**Work to complete:** Determine the count of lines holding the string "xlabel". Return only the number.

**Record excerpts:**
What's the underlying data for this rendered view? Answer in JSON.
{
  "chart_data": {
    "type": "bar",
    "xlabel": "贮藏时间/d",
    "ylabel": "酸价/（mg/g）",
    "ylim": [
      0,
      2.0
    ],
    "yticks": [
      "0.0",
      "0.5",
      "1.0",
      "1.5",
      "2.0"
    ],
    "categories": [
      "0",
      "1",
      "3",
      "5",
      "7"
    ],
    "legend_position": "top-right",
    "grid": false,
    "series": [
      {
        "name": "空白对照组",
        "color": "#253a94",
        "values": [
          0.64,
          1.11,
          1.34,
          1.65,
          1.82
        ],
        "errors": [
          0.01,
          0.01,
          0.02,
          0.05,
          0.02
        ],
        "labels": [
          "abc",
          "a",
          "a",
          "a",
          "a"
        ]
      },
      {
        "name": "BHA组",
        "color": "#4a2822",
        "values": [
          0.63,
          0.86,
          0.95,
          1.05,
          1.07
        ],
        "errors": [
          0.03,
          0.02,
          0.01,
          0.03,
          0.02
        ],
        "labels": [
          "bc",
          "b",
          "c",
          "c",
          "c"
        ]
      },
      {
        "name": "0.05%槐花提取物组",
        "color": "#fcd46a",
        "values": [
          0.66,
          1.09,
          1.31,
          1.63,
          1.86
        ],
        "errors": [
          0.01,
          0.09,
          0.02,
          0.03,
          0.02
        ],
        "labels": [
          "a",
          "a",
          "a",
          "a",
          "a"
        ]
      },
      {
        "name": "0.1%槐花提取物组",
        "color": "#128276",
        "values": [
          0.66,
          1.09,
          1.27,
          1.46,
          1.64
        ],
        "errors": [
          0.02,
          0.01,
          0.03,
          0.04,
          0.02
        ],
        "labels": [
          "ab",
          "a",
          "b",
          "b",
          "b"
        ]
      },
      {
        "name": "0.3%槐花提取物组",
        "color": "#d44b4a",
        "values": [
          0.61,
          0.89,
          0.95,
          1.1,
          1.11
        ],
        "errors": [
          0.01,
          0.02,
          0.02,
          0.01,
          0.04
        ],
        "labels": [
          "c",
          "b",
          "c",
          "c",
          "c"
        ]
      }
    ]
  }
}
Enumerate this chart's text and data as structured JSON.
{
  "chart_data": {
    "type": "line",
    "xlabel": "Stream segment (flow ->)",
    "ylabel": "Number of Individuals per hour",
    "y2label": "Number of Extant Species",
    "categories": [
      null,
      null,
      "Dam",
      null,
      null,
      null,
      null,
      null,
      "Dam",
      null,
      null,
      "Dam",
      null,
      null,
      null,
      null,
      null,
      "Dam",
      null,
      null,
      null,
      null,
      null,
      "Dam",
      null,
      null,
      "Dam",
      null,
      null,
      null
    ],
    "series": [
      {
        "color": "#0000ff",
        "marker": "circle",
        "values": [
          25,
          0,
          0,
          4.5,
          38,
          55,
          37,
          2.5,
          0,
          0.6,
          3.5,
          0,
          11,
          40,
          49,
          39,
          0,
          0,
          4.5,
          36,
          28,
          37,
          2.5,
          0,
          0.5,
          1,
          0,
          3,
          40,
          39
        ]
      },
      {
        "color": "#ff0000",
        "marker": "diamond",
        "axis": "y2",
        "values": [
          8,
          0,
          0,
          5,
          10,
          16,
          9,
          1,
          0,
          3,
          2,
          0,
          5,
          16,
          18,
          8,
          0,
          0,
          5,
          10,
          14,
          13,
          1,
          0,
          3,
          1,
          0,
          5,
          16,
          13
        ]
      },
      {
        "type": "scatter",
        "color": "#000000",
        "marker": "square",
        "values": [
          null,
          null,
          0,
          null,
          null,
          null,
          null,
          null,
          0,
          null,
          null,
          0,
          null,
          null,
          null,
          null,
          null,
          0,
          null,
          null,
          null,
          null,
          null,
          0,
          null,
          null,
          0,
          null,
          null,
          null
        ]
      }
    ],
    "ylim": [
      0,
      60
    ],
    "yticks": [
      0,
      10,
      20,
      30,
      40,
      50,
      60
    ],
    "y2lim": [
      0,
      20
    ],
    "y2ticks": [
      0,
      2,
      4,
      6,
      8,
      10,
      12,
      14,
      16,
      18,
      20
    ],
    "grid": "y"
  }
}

**Exercise result:** 2